Quote the whole listing verbatim.

Supplied entries ::

===

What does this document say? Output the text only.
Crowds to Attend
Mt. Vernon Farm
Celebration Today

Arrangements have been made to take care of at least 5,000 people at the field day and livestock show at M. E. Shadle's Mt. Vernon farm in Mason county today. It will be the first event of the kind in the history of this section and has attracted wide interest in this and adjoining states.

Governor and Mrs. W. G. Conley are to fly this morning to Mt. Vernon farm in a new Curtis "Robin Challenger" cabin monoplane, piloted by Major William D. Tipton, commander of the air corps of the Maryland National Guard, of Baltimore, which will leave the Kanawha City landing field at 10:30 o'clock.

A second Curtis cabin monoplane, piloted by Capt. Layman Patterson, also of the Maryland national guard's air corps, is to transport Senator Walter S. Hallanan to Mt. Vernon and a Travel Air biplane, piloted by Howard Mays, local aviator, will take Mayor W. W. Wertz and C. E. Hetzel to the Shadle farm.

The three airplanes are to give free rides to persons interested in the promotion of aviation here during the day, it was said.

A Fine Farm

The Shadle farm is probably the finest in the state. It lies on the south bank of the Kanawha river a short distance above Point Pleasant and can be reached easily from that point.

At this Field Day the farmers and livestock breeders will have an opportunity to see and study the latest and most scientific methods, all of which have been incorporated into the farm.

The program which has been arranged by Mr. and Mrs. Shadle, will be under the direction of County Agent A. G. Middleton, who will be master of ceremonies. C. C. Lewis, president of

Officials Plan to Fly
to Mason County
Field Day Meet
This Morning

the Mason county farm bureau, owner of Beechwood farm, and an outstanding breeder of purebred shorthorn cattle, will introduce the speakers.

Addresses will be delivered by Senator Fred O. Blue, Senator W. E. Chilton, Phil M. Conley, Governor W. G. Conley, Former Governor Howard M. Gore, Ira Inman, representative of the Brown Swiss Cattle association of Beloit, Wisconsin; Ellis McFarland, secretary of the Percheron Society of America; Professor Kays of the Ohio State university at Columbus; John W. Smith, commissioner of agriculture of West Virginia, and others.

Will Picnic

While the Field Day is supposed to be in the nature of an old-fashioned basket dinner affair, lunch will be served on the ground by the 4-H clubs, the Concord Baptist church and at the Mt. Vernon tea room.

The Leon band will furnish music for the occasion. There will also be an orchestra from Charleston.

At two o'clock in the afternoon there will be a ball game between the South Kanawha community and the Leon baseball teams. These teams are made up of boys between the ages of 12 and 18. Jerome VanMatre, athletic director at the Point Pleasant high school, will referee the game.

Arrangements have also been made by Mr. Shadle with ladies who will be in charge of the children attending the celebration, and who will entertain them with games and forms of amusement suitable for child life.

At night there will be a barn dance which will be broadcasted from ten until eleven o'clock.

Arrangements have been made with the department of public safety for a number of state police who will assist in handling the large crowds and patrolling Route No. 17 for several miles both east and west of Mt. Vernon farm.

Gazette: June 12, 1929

===

Problem solution ::
What does this document say? Output the text only.
Crowds to Attend
Mt. Vernon Farm
Celebration Today

Arrangements have been made to take care of at least 5,000 people at the field day and livestock show at M. E. Shadle's Mt. Vernon farm in Mason county today. It will be the first event of the kind in the history of this section and has attracted wide interest in this and adjoining states.

Governor and Mrs. W. G. Conley are to fly this morning to Mt. Vernon farm in a new Curtis "Robin Challenger" cabin monoplane, piloted by Major William D. Tipton, commander of the air corps of the Maryland National Guard, of Baltimore, which will leave the Kanawha City landing field at 10:30 o'clock.

A second Curtis cabin monoplane, piloted by Capt. Layman Patterson, also of the Maryland national guard's air corps, is to transport Senator Walter S. Hallanan to Mt. Vernon and a Travel Air biplane, piloted by Howard Mays, local aviator, will take Mayor W. W. Wertz and C. E. Hetzel to the Shadle farm.

The three airplanes are to give free rides to persons interested in the promotion of aviation here during the day, it was said.

A Fine Farm

The Shadle farm is probably the finest in the state. It lies on the south bank of the Kanawha river a short distance above Point Pleasant and can be reached easily from that point.

At this Field Day the farmers and livestock breeders will have an opportunity to see and study the latest and most scientific methods, all of which have been incorporated into the farm.

The program which has been arranged by Mr. and Mrs. Shadle, will be under the direction of County Agent A. G. Middleton, who will be master of ceremonies. C. C. Lewis, president of

Officials Plan to Fly
to Mason County
Field Day Meet
This Morning

the Mason county farm bureau, owner of Beechwood farm, and an outstanding breeder of purebred shorthorn cattle, will introduce the speakers.

Addresses will be delivered by Senator Fred O. Blue, Senator W. E. Chilton, Phil M. Conley, Governor W. G. Conley, Former Governor Howard M. Gore, Ira Inman, representative of the Brown Swiss Cattle association of Beloit, Wisconsin; Ellis McFarland, secretary of the Percheron Society of America; Professor Kays of the Ohio State university at Columbus; John W. Smith, commissioner of agriculture of West Virginia, and others.

Will Picnic

While the Field Day is supposed to be in the nature of an old-fashioned basket dinner affair, lunch will be served on the ground by the 4-H clubs, the Concord Baptist church and at the Mt. Vernon tea room.

The Leon band will furnish music for the occasion. There will also be an orchestra from Charleston.

At two o'clock in the afternoon there will be a ball game between the South Kanawha community and the Leon baseball teams. These teams are made up of boys between the ages of 12 and 18. Jerome VanMatre, athletic director at the Point Pleasant high school, will referee the game.

Arrangements have also been made by Mr. Shadle with ladies who will be in charge of the children attending the celebration, and who will entertain them with games and forms of amusement suitable for child life.

At night there will be a barn dance which will be broadcasted from ten until eleven o'clock.

Arrangements have been made with the department of public safety for a number of state police who will assist in handling the large crowds and patrolling Route No. 17 for several miles both east and west of Mt. Vernon farm.

Gazette: June 12, 1929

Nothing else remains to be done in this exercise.